Answer with a single number: how many lines in the listing below include "items"?
:: Extracted records ::
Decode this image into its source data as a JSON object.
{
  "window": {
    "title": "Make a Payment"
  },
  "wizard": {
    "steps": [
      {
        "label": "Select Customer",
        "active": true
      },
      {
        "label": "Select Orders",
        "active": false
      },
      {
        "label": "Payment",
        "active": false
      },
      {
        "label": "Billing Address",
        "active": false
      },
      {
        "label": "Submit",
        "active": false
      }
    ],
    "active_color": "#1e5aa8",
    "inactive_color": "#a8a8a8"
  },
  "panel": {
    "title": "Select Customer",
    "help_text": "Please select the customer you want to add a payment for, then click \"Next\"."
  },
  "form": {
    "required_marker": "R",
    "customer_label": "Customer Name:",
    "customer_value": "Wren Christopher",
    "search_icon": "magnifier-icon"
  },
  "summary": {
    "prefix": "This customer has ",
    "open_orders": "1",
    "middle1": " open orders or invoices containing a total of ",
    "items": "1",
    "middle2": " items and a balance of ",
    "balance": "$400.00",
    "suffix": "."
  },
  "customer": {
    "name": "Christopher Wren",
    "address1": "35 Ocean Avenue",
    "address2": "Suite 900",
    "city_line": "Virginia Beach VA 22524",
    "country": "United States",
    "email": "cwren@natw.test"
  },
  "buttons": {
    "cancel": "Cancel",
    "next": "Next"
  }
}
:::
:: Extracted records ::
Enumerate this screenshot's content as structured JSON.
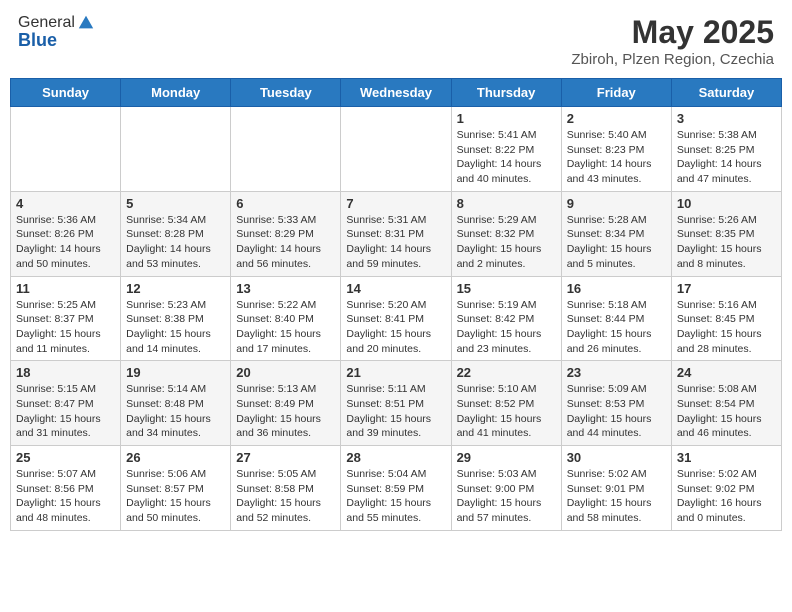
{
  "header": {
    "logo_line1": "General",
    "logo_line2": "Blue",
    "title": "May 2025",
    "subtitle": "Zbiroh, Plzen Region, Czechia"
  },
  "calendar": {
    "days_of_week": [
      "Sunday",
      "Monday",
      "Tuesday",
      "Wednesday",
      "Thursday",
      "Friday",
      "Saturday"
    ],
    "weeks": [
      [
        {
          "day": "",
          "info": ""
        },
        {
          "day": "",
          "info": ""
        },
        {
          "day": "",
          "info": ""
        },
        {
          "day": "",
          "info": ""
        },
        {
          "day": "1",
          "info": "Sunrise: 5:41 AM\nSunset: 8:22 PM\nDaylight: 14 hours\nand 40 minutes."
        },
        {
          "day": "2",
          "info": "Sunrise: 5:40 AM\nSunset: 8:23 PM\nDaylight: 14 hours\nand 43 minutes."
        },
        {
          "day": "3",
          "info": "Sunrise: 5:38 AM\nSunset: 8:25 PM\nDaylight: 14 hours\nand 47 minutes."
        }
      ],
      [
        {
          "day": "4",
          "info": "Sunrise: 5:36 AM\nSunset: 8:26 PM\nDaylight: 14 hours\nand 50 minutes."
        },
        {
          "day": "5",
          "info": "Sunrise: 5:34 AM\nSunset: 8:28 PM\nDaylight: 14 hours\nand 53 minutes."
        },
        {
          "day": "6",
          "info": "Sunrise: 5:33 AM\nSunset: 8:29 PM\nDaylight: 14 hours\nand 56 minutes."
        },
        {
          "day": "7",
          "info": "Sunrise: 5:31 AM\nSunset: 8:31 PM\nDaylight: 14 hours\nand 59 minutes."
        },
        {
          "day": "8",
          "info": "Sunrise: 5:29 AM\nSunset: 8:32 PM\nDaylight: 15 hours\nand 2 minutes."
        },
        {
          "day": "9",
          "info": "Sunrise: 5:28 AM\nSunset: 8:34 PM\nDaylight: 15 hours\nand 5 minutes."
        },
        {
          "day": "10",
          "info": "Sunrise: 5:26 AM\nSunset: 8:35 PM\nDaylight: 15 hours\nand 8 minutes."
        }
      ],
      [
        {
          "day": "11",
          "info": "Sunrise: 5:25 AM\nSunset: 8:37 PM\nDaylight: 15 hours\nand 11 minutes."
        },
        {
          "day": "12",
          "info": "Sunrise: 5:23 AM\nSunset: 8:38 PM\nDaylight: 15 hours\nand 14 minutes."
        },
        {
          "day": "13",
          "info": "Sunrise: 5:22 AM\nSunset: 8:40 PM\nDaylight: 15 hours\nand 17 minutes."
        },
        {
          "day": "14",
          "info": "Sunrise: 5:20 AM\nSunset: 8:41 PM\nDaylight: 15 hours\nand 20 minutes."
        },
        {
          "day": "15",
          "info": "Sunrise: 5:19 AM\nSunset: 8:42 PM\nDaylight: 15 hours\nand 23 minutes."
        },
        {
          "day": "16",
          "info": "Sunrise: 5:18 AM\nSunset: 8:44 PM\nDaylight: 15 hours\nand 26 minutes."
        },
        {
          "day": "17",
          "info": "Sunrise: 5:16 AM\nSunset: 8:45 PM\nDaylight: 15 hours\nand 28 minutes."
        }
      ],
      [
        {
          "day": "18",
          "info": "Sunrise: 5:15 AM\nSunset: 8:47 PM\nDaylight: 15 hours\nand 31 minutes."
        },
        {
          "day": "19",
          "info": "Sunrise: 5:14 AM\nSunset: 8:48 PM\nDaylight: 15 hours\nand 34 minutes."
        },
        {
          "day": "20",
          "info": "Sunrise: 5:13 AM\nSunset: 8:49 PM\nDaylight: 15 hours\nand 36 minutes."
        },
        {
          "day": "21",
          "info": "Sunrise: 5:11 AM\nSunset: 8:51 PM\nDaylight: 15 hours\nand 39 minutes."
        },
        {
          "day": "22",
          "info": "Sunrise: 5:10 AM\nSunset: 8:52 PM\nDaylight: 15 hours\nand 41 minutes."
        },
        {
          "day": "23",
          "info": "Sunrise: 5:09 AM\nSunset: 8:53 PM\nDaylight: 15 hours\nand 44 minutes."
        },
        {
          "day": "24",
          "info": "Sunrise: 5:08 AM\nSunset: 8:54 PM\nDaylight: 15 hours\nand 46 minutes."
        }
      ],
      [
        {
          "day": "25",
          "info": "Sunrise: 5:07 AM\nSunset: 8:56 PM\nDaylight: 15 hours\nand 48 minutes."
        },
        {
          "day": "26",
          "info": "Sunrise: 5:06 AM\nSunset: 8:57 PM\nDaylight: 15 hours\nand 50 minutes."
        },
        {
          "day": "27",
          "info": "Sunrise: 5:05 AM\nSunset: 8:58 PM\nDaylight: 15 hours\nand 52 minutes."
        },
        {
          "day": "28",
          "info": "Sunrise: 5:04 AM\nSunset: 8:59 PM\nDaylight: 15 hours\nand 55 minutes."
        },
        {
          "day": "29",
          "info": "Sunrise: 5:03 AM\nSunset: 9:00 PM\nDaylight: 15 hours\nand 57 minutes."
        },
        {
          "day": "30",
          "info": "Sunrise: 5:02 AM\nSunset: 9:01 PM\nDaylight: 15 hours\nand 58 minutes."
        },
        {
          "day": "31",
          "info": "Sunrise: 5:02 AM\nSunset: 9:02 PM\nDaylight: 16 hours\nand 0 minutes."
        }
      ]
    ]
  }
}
:::
* Exercise solution: 2